(Records)

--- --- ---

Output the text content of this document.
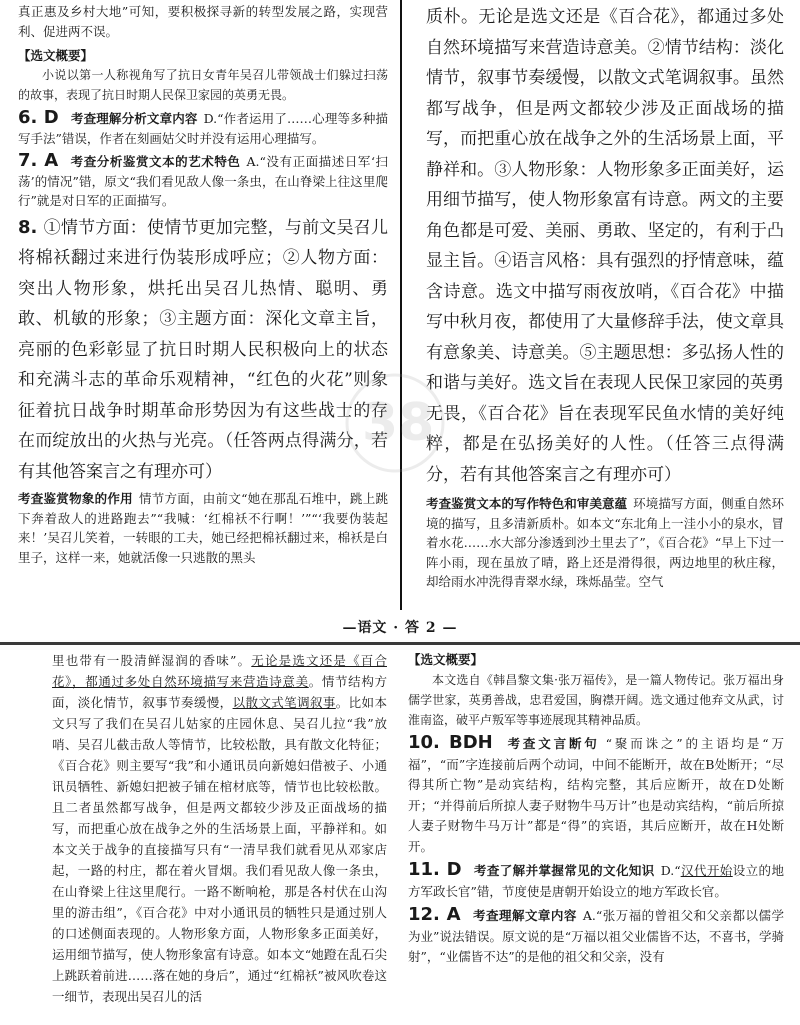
真正惠及乡村大地”可知，要积极探寻新的转型发展之路，实现营利、促进两不误。

【选文概要】

小说以第一人称视角写了抗日女青年吴召儿带领战士们躲过扫荡的故事，表现了抗日时期人民保卫家园的英勇无畏。

6. D 考查理解分析文章内容 D.“作者运用了……心理等多种描写手法”错误，作者在刻画姑父时并没有运用心理描写。

7. A 考查分析鉴赏文本的艺术特色 A.“没有正面描述日军‘扫荡’的情况”错，原文“我们看见敌人像一条虫，在山脊梁上往这里爬行”就是对日军的正面描写。

8. ①情节方面：使情节更加完整，与前文吴召儿将棉袄翻过来进行伪装形成呼应；②人物方面：突出人物形象，烘托出吴召儿热情、聪明、勇敢、机敏的形象；③主题方面：深化文章主旨，亮丽的色彩彰显了抗日时期人民积极向上的状态和充满斗志的革命乐观精神，“红色的火花”则象征着抗日战争时期革命形势因为有这些战士的存在而绽放出的火热与光亮。（任答两点得满分，若有其他答案言之有理亦可）

考查鉴赏物象的作用 情节方面，由前文“她在那乱石堆中，跳上跳下奔着敌人的进路跑去”“我喊：‘红棉袄不行啊！’”“‘我要伪装起来！’吴召儿笑着，一转眼的工夫，她已经把棉袄翻过来，棉袄是白里子，这样一来，她就活像一只逃散的黑头

质朴。无论是选文还是《百合花》，都通过多处自然环境描写来营造诗意美。②情节结构：淡化情节，叙事节奏缓慢，以散文式笔调叙事。虽然都写战争，但是两文都较少涉及正面战场的描写，而把重心放在战争之外的生活场景上面，平静祥和。③人物形象：人物形象多正面美好，运用细节描写，使人物形象富有诗意。两文的主要角色都是可爱、美丽、勇敢、坚定的，有利于凸显主旨。④语言风格：具有强烈的抒情意味，蕴含诗意。选文中描写雨夜放哨，《百合花》中描写中秋月夜，都使用了大量修辞手法，使文章具有意象美、诗意美。⑤主题思想：多弘扬人性的和谐与美好。选文旨在表现人民保卫家园的英勇无畏，《百合花》旨在表现军民鱼水情的美好纯粹，都是在弘扬美好的人性。（任答三点得满分，若有其他答案言之有理亦可）

考查鉴赏文本的写作特色和审美意蕴 环境描写方面，侧重自然环境的描写，且多清新质朴。如本文“东北角上一洼小小的泉水，冒着水花……水大部分渗透到沙土里去了”，《百合花》“早上下过一阵小雨，现在虽放了晴，路上还是滑得很，两边地里的秋庄稼，却给雨水冲洗得青翠水绿，珠烁晶莹。空气

38
—语文 · 答 2 —

里也带有一股清鲜湿润的香味”。无论是选文还是《百合花》，都通过多处自然环境描写来营造诗意美。情节结构方面，淡化情节，叙事节奏缓慢，以散文式笔调叙事。比如本文只写了我们在吴召儿姑家的庄园休息、吴召儿拉“我”放哨、吴召儿截击敌人等情节，比较松散，具有散文化特征；《百合花》则主要写“我”和小通讯员向新媳妇借被子、小通讯员牺牲、新媳妇把被子铺在棺材底等，情节也比较松散。且二者虽然都写战争，但是两文都较少涉及正面战场的描写，而把重心放在战争之外的生活场景上面，平静祥和。如本文关于战争的直接描写只有“一清早我们就看见从邓家店起，一路的村庄，都在着火冒烟。我们看见敌人像一条虫，在山脊梁上往这里爬行。一路不断响枪，那是各村伏在山沟里的游击组”，《百合花》中对小通讯员的牺牲只是通过别人的口述侧面表现的。人物形象方面，人物形象多正面美好，运用细节描写，使人物形象富有诗意。如本文“她蹬在乱石尖上跳跃着前进……落在她的身后”，通过“红棉袄”被风吹卷这一细节，表现出吴召儿的活

【选文概要】

本文选自《韩昌黎文集·张万福传》，是一篇人物传记。张万福出身儒学世家，英勇善战，忠君爱国，胸襟开阔。选文通过他弃文从武，讨淮南盗，破平卢叛军等事迹展现其精神品质。

10. BDH 考查文言断句 “聚而诛之”的主语均是“万福”，“而”字连接前后两个动词，中间不能断开，故在B处断开；“尽得其所亡物”是动宾结构，结构完整，其后应断开，故在D处断开；“并得前后所掠人妻子财物牛马万计”也是动宾结构，“前后所掠人妻子财物牛马万计”都是“得”的宾语，其后应断开，故在H处断开。

11. D 考查了解并掌握常见的文化知识 D.“汉代开始设立的地方军政长官”错，节度使是唐朝开始设立的地方军政长官。

12. A 考查理解文章内容 A.“张万福的曾祖父和父亲都以儒学为业”说法错误。原文说的是“万福以祖父业儒皆不达，不喜书，学骑射”，“业儒皆不达”的是他的祖父和父亲，没有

--- --- ---

▸ **AIM OF THE TASK**: Identify how many lines in the entries above include the string "我们看见敌人像一条虫", then state that number alone.

▸ **FINAL RESULT**: 2